• [Brief]: Find every line containing the string "börjar" in the data below, and report how many there are, with no other words.

(Data records)
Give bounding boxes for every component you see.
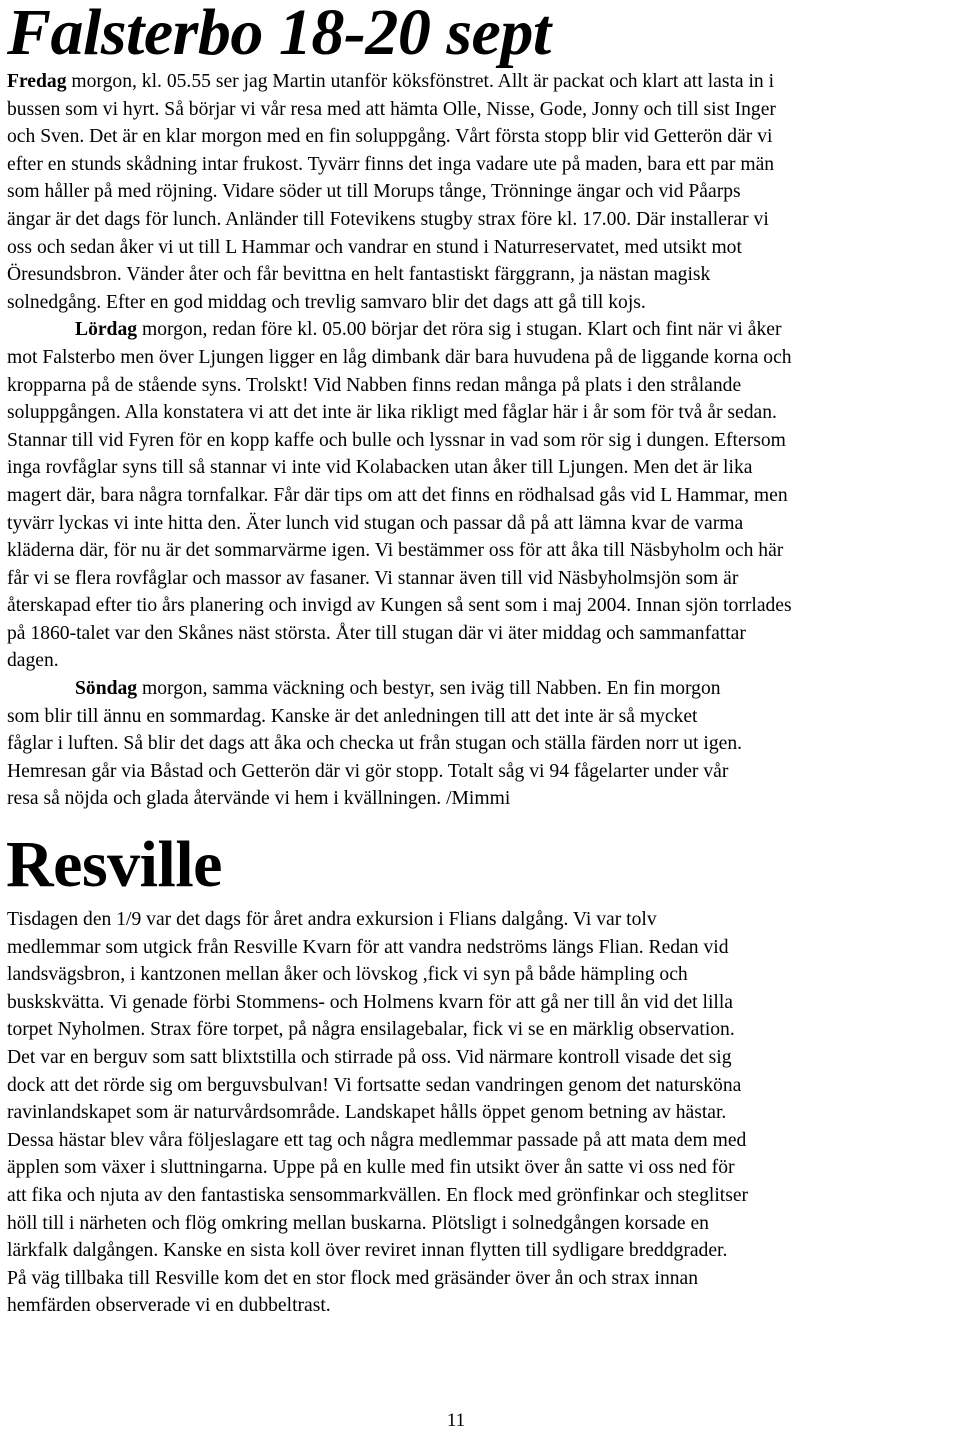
falsterbo-text-line <box>7 565 957 593</box>
line-text: resa så nöjda och glada återvände vi hem i kvällningen. /Mimmi <box>7 788 511 810</box>
falsterbo-text-line <box>7 647 957 675</box>
falsterbo-text-line <box>7 316 957 344</box>
line-text: morgon, redan före kl. 05.00 börjar det röra sig i stugan. Klart och fint när vi åker <box>137 319 782 341</box>
falsterbo-text-line <box>7 399 957 427</box>
resville-text-line: dock att det rörde sig om berguvsbulvan! Vi fortsatte sedan vandringen genom det natursköna <box>7 1074 742 1096</box>
line-text: kläderna där, för nu är det sommarvärme igen. Vi bestämmer oss för att åka till Näsbyholm och här <box>7 540 784 562</box>
falsterbo-text-line <box>7 151 957 179</box>
falsterbo-text-line <box>7 592 957 620</box>
falsterbo-text-line <box>7 68 957 96</box>
resville-text-line: äpplen som växer i sluttningarna. Uppe på en kulle med fin utsikt över ån satte vi oss ned för <box>7 1157 735 1179</box>
falsterbo-text-line <box>7 123 957 151</box>
resville-text-line: att fika och njuta av den fantastiska sensommarkvällen. En flock med grönfinkar och steglitser <box>7 1184 749 1206</box>
resville-text-line: medlemmar som utgick från Resville Kvarn för att vandra nedströms längs Flian. Redan vid <box>7 936 729 958</box>
falsterbo-text-line <box>7 206 957 234</box>
line-text: oss och sedan åker vi ut till L Hammar och vandrar en stund i Naturreservatet, med utsikt mot <box>7 236 742 258</box>
falsterbo-text-line <box>7 620 957 648</box>
line-text: dagen. <box>7 650 59 672</box>
falsterbo-text-line <box>7 730 957 758</box>
line-text: solnedgång. Efter en god middag och trevlig samvaro blir det dags att gå till kojs. <box>7 291 646 313</box>
day-keyword: Lördag <box>75 319 138 341</box>
line-text: som blir till ännu en sommardag. Kanske är det anledningen till att det inte är så mycket <box>7 705 698 727</box>
line-text: soluppgången. Alla konstatera vi att det inte är lika rikligt med fåglar här i år som för två år sedan. <box>7 402 777 424</box>
falsterbo-text-line <box>7 344 957 372</box>
falsterbo-text-line <box>7 96 957 124</box>
line-text: ängar är det dags för lunch. Anländer till Fotevikens stugby strax före kl. 17.00. Där installerar vi <box>7 208 769 230</box>
line-text: får vi se flera rovfåglar och massor av fasaner. Vi stannar även till vid Näsbyholmsjön som är <box>7 567 739 589</box>
falsterbo-text-line <box>7 537 957 565</box>
line-text: återskapad efter tio års planering och invigd av Kungen så sent som i maj 2004. Innan sjön torrlades <box>7 595 792 617</box>
line-text: kropparna på de stående syns. Trolskt! Vid Nabben finns redan många på plats i den strålande <box>7 374 742 396</box>
falsterbo-text-line <box>7 289 957 317</box>
falsterbo-text-line <box>7 703 957 731</box>
resville-text-line: På väg tillbaka till Resville kom det en stor flock med gräsänder över ån och strax innan <box>7 1267 699 1289</box>
line-text: och Sven. Det är en klar morgon med en fin soluppgång. Vårt första stopp blir vid Getterön där vi <box>7 126 773 148</box>
falsterbo-text-line <box>7 482 957 510</box>
falsterbo-text-line <box>7 234 957 262</box>
falsterbo-text-line <box>7 785 957 813</box>
line-text: på 1860-talet var den Skånes näst största. Åter till stugan där vi äter middag och sammanfattar <box>7 622 746 644</box>
line-text: inga rovfåglar syns till så stannar vi inte vid Kolabacken utan åker till Ljungen. Men det är lika <box>7 457 753 479</box>
resville-text-line: Tisdagen den 1/9 var det dags för året andra exkursion i Flians dalgång. Vi var tolv <box>7 909 657 930</box>
resville-text-line: landsvägsbron, i kantzonen mellan åker och lövskog ,fick vi syn på både hämpling och <box>7 964 688 986</box>
resville-text-line: ravinlandskapet som är naturvårdsområde. Landskapet hålls öppet genom betning av hästar. <box>7 1102 727 1124</box>
line-text: Öresundsbron. Vänder åter och får bevittna en helt fantastiskt färggrann, ja nästan magisk <box>7 264 711 286</box>
resville-text-line: buskskvätta. Vi genade förbi Stommens- och Holmens kvarn för att gå ner till ån vid det lilla <box>7 991 733 1013</box>
falsterbo-article <box>7 68 957 813</box>
resville-text-line: torpet Nyholmen. Strax före torpet, på några ensilagebalar, fick vi se en märklig observation. <box>7 1019 735 1041</box>
line-text: efter en stunds skådning intar frukost. Tyvärr finns det inga vadare ute på maden, bara ett par män <box>7 153 775 175</box>
line-text: mot Falsterbo men över Ljungen ligger en låg dimbank där bara huvudena på de liggande korna och <box>7 346 792 368</box>
day-keyword: Fredag <box>7 71 67 92</box>
resville-text-line: Det var en berguv som satt blixtstilla och stirrade på oss. Vid närmare kontroll visade det sig <box>7 1046 732 1068</box>
falsterbo-text-line <box>7 178 957 206</box>
day-keyword: Söndag <box>75 678 138 700</box>
line-text: tyvärr lyckas vi inte hitta den. Äter lunch vid stugan och passar då på att lämna kvar de varma <box>7 512 744 534</box>
line-text: bussen som vi hyrt. Så börjar vi vår resa med att hämta Olle, Nisse, Gode, Jonny och till sist Inger <box>7 98 776 120</box>
falsterbo-text-line <box>7 372 957 400</box>
line-text: magert där, bara några tornfalkar. Får där tips om att det finns en rödhalsad gås vid L Hammar, men <box>7 484 788 506</box>
line-text: Hemresan går via Båstad och Getterön där vi gör stopp. Totalt såg vi 94 fågelarter under vår <box>7 760 729 782</box>
falsterbo-text-line <box>7 454 957 482</box>
line-text: morgon, samma väckning och bestyr, sen iväg till Nabben. En fin morgon <box>137 678 721 700</box>
resville-text-line: lärkfalk dalgången. Kanske en sista koll över reviret innan flytten till sydligare breddgrader. <box>7 1240 728 1262</box>
line-text: Stannar till vid Fyren för en kopp kaffe och bulle och lyssnar in vad som rör sig i dungen. Eftersom <box>7 429 786 451</box>
falsterbo-text-line <box>7 427 957 455</box>
line-text: som håller på med röjning. Vidare söder ut till Morups tånge, Trönninge ängar och vid Påarps <box>7 181 741 203</box>
falsterbo-text-line <box>7 675 957 703</box>
falsterbo-text-line <box>7 510 957 538</box>
resville-text-line: Dessa hästar blev våra följeslagare ett tag och några medlemmar passade på att mata dem med <box>7 1129 747 1151</box>
falsterbo-text-line <box>7 261 957 289</box>
resville-text-line: hemfärden observerade vi en dubbeltrast. <box>7 1295 331 1317</box>
falsterbo-text-line <box>7 758 957 786</box>
line-text: fåglar i luften. Så blir det dags att åka och checka ut från stugan och ställa färden norr ut igen. <box>7 733 743 755</box>
falsterbo-title: Falsterbo 18-20 sept <box>7 0 551 69</box>
line-text: morgon, kl. 05.55 ser jag Martin utanför köksfönstret. Allt är packat och klart att lasta in i <box>66 71 775 92</box>
resville-title: Resville <box>6 828 222 901</box>
page-number: 11 <box>446 1410 466 1431</box>
resville-text-line: höll till i närheten och flög omkring mellan buskarna. Plötsligt i solnedgången korsade en <box>7 1212 709 1234</box>
resville-article <box>7 906 957 1320</box>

• [Solution to the problem]: 2